__EXERCISE AIM__.
Repeat the material verbatim and drop the pictures.

▼▼▼

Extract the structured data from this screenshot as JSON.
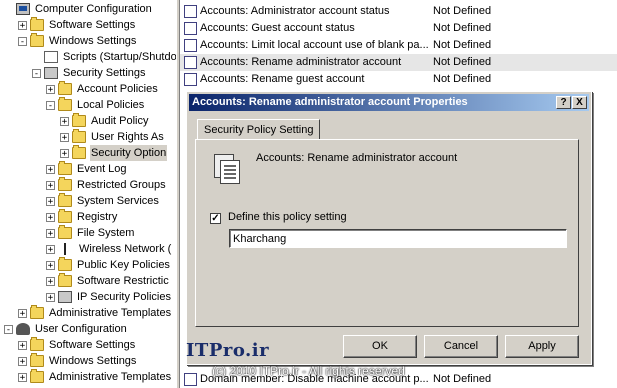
{
  "tree": {
    "items": [
      {
        "label": "Computer Configuration",
        "indent": 0,
        "icon": "computer-icon",
        "exp": "none"
      },
      {
        "label": "Software Settings",
        "indent": 1,
        "icon": "folder-icon",
        "exp": "+"
      },
      {
        "label": "Windows Settings",
        "indent": 1,
        "icon": "folder-icon",
        "exp": "-"
      },
      {
        "label": "Scripts (Startup/Shutdo",
        "indent": 2,
        "icon": "doc-icon",
        "exp": "none"
      },
      {
        "label": "Security Settings",
        "indent": 2,
        "icon": "shield-icon",
        "exp": "-"
      },
      {
        "label": "Account Policies",
        "indent": 3,
        "icon": "folder-icon",
        "exp": "+"
      },
      {
        "label": "Local Policies",
        "indent": 3,
        "icon": "folder-icon",
        "exp": "-"
      },
      {
        "label": "Audit Policy",
        "indent": 4,
        "icon": "folder-icon",
        "exp": "+"
      },
      {
        "label": "User Rights As",
        "indent": 4,
        "icon": "folder-icon",
        "exp": "+"
      },
      {
        "label": "Security Option",
        "indent": 4,
        "icon": "folder-icon",
        "exp": "+",
        "selected": true
      },
      {
        "label": "Event Log",
        "indent": 3,
        "icon": "folder-icon",
        "exp": "+"
      },
      {
        "label": "Restricted Groups",
        "indent": 3,
        "icon": "folder-icon",
        "exp": "+"
      },
      {
        "label": "System Services",
        "indent": 3,
        "icon": "folder-icon",
        "exp": "+"
      },
      {
        "label": "Registry",
        "indent": 3,
        "icon": "folder-icon",
        "exp": "+"
      },
      {
        "label": "File System",
        "indent": 3,
        "icon": "folder-icon",
        "exp": "+"
      },
      {
        "label": "Wireless Network (",
        "indent": 3,
        "icon": "antenna-icon",
        "exp": "+"
      },
      {
        "label": "Public Key Policies",
        "indent": 3,
        "icon": "folder-icon",
        "exp": "+"
      },
      {
        "label": "Software Restrictic",
        "indent": 3,
        "icon": "folder-icon",
        "exp": "+"
      },
      {
        "label": "IP Security Policies",
        "indent": 3,
        "icon": "shield-icon",
        "exp": "+"
      },
      {
        "label": "Administrative Templates",
        "indent": 1,
        "icon": "folder-icon",
        "exp": "+"
      },
      {
        "label": "User Configuration",
        "indent": 0,
        "icon": "user-icon",
        "exp": "-"
      },
      {
        "label": "Software Settings",
        "indent": 1,
        "icon": "folder-icon",
        "exp": "+"
      },
      {
        "label": "Windows Settings",
        "indent": 1,
        "icon": "folder-icon",
        "exp": "+"
      },
      {
        "label": "Administrative Templates",
        "indent": 1,
        "icon": "folder-icon",
        "exp": "+"
      }
    ]
  },
  "policies": [
    {
      "name": "Accounts: Administrator account status",
      "value": "Not Defined"
    },
    {
      "name": "Accounts: Guest account status",
      "value": "Not Defined"
    },
    {
      "name": "Accounts: Limit local account use of blank pa...",
      "value": "Not Defined"
    },
    {
      "name": "Accounts: Rename administrator account",
      "value": "Not Defined",
      "highlight": true
    },
    {
      "name": "Accounts: Rename guest account",
      "value": "Not Defined"
    },
    {
      "name": "Domain member: Disable machine account p...",
      "value": "Not Defined"
    }
  ],
  "dialog": {
    "title": "Accounts: Rename administrator account Properties",
    "help_btn": "?",
    "close_btn": "X",
    "tab_label": "Security Policy Setting",
    "policy_name": "Accounts: Rename administrator account",
    "define_label": "Define this policy setting",
    "define_checked": "✓",
    "value": "Kharchang",
    "ok_label": "OK",
    "cancel_label": "Cancel",
    "apply_label": "Apply"
  },
  "watermark": {
    "brand": "ITPro.ir",
    "footer": "(c) 2010 ITPro.ir - All rights reserved"
  }
}
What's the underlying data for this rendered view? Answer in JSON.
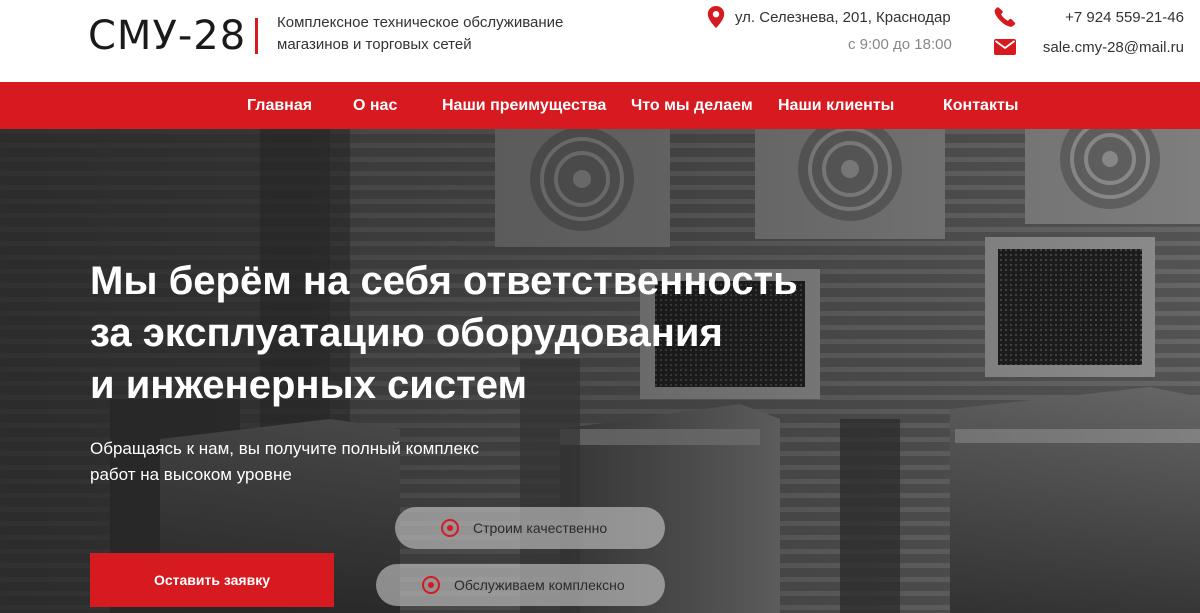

▲▲▲

__ANSWER FOR THIS EXERCISE__.
Extract the structured data from this screenshot as JSON.
{
  "tree": {
    "items": [
      {
        "label": "Computer Configuration",
        "indent": 0,
        "icon": "computer-icon",
        "exp": "none"
      },
      {
        "label": "Software Settings",
        "indent": 1,
        "icon": "folder-icon",
        "exp": "+"
      },
      {
        "label": "Windows Settings",
        "indent": 1,
        "icon": "folder-icon",
        "exp": "-"
      },
      {
        "label": "Scripts (Startup/Shutdo",
        "indent": 2,
        "icon": "doc-icon",
        "exp": "none"
      },
      {
        "label": "Security Settings",
        "indent": 2,
        "icon": "shield-icon",
        "exp": "-"
      },
      {
        "label": "Account Policies",
        "indent": 3,
        "icon": "folder-icon",
        "exp": "+"
      },
      {
        "label": "Local Policies",
        "indent": 3,
        "icon": "folder-icon",
        "exp": "-"
      },
      {
        "label": "Audit Policy",
        "indent": 4,
        "icon": "folder-icon",
        "exp": "+"
      },
      {
        "label": "User Rights As",
        "indent": 4,
        "icon": "folder-icon",
        "exp": "+"
      },
      {
        "label": "Security Option",
        "indent": 4,
        "icon": "folder-icon",
        "exp": "+",
        "selected": true
      },
      {
        "label": "Event Log",
        "indent": 3,
        "icon": "folder-icon",
        "exp": "+"
      },
      {
        "label": "Restricted Groups",
        "indent": 3,
        "icon": "folder-icon",
        "exp": "+"
      },
      {
        "label": "System Services",
        "indent": 3,
        "icon": "folder-icon",
        "exp": "+"
      },
      {
        "label": "Registry",
        "indent": 3,
        "icon": "folder-icon",
        "exp": "+"
      },
      {
        "label": "File System",
        "indent": 3,
        "icon": "folder-icon",
        "exp": "+"
      },
      {
        "label": "Wireless Network (",
        "indent": 3,
        "icon": "antenna-icon",
        "exp": "+"
      },
      {
        "label": "Public Key Policies",
        "indent": 3,
        "icon": "folder-icon",
        "exp": "+"
      },
      {
        "label": "Software Restrictic",
        "indent": 3,
        "icon": "folder-icon",
        "exp": "+"
      },
      {
        "label": "IP Security Policies",
        "indent": 3,
        "icon": "shield-icon",
        "exp": "+"
      },
      {
        "label": "Administrative Templates",
        "indent": 1,
        "icon": "folder-icon",
        "exp": "+"
      },
      {
        "label": "User Configuration",
        "indent": 0,
        "icon": "user-icon",
        "exp": "-"
      },
      {
        "label": "Software Settings",
        "indent": 1,
        "icon": "folder-icon",
        "exp": "+"
      },
      {
        "label": "Windows Settings",
        "indent": 1,
        "icon": "folder-icon",
        "exp": "+"
      },
      {
        "label": "Administrative Templates",
        "indent": 1,
        "icon": "folder-icon",
        "exp": "+"
      }
    ]
  },
  "policies": [
    {
      "name": "Accounts: Administrator account status",
      "value": "Not Defined"
    },
    {
      "name": "Accounts: Guest account status",
      "value": "Not Defined"
    },
    {
      "name": "Accounts: Limit local account use of blank pa...",
      "value": "Not Defined"
    },
    {
      "name": "Accounts: Rename administrator account",
      "value": "Not Defined",
      "highlight": true
    },
    {
      "name": "Accounts: Rename guest account",
      "value": "Not Defined"
    },
    {
      "name": "Domain member: Disable machine account p...",
      "value": "Not Defined"
    }
  ],
  "dialog": {
    "title": "Accounts: Rename administrator account Properties",
    "help_btn": "?",
    "close_btn": "X",
    "tab_label": "Security Policy Setting",
    "policy_name": "Accounts: Rename administrator account",
    "define_label": "Define this policy setting",
    "define_checked": "✓",
    "value": "Kharchang",
    "ok_label": "OK",
    "cancel_label": "Cancel",
    "apply_label": "Apply"
  },
  "watermark": {
    "brand": "ITPro.ir",
    "footer": "(c) 2010 ITPro.ir - All rights reserved"
  }
}
What's the underlying data for this rendered view? Answer in JSON.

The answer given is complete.